═════ DATA FOR THIS EXERCISE

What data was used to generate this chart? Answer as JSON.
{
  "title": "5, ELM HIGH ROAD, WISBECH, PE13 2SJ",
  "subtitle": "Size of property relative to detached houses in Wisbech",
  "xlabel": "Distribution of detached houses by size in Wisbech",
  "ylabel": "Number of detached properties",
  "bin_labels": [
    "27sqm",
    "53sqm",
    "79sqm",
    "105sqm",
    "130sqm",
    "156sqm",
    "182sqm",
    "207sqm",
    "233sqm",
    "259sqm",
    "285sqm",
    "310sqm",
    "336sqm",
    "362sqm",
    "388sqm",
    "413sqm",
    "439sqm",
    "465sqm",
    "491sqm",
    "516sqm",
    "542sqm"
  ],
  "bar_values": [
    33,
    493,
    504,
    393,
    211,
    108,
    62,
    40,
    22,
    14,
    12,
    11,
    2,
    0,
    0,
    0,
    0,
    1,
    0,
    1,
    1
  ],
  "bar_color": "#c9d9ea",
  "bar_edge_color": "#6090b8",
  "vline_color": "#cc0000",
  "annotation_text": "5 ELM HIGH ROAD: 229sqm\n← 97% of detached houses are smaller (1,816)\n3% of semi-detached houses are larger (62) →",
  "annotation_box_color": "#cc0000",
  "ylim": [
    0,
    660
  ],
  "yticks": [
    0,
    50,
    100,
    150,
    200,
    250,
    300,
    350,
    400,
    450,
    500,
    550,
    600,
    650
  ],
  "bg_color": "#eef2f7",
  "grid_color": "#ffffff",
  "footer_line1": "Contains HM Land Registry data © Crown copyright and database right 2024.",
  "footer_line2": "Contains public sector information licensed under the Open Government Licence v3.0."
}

══════════
═════ DATA FOR THIS EXERCISE

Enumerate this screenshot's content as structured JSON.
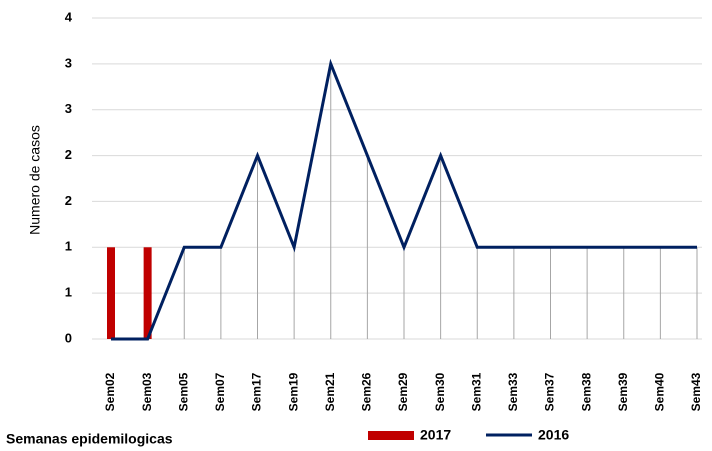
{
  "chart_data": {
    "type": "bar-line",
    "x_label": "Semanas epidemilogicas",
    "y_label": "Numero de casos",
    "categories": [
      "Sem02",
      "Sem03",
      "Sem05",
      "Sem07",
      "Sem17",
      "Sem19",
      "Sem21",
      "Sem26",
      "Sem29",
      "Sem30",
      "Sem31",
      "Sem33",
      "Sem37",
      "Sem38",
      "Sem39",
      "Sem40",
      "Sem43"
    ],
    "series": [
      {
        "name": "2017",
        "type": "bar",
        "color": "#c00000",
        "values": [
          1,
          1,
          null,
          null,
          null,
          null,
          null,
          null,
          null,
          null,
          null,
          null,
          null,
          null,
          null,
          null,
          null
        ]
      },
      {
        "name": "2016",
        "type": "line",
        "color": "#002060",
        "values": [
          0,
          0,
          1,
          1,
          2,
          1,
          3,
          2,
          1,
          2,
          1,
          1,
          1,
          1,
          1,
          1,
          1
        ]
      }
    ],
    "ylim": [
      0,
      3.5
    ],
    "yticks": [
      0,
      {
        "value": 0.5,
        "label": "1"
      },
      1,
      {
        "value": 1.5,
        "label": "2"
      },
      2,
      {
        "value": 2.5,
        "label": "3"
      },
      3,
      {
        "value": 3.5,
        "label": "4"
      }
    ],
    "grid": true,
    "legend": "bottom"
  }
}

══════════
═════ DATA FOR THIS EXERCISE

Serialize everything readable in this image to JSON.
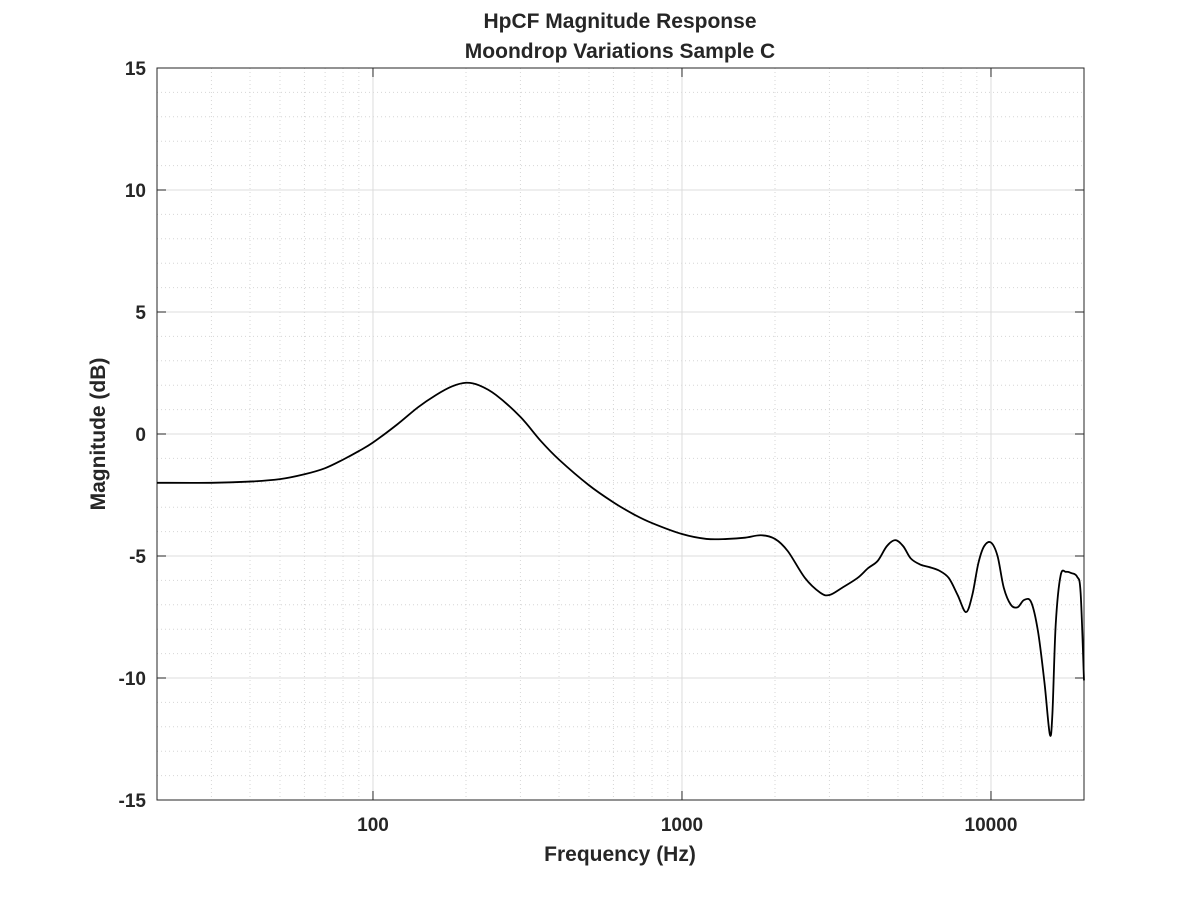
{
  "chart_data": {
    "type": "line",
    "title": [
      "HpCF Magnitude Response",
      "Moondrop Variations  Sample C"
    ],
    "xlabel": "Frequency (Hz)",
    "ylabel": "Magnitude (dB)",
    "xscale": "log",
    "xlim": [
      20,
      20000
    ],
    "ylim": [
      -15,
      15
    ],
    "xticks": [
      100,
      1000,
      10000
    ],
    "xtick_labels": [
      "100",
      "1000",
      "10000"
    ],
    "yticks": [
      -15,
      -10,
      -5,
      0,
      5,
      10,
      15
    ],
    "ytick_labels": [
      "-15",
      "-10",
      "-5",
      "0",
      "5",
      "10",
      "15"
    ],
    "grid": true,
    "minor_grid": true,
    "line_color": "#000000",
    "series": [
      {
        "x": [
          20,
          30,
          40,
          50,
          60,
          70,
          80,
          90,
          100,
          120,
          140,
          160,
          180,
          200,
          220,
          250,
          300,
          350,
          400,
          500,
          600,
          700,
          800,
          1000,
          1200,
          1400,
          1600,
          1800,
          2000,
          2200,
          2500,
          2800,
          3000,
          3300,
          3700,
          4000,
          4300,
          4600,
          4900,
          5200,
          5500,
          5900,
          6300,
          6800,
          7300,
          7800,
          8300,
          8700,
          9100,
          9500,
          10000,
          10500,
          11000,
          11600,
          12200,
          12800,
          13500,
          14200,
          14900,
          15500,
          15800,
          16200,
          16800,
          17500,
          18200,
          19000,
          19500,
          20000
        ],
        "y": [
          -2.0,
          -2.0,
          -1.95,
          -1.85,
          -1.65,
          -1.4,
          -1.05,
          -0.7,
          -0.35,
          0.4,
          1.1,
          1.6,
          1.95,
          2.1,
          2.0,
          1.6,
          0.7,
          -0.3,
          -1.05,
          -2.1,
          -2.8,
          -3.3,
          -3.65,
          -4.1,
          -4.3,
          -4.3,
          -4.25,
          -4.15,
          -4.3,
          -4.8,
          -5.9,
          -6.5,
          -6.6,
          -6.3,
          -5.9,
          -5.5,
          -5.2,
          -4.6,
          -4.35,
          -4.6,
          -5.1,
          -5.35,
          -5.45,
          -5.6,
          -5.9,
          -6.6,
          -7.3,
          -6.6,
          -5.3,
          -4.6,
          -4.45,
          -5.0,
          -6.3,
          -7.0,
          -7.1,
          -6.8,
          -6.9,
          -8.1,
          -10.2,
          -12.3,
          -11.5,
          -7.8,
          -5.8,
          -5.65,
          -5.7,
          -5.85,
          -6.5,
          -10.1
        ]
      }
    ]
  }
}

══════════

AIM OF THE EXERCISE | Provide only the count of lines in the material above that hold the word "ROAD".

SOLUTION TO THIS EXERCISE | 2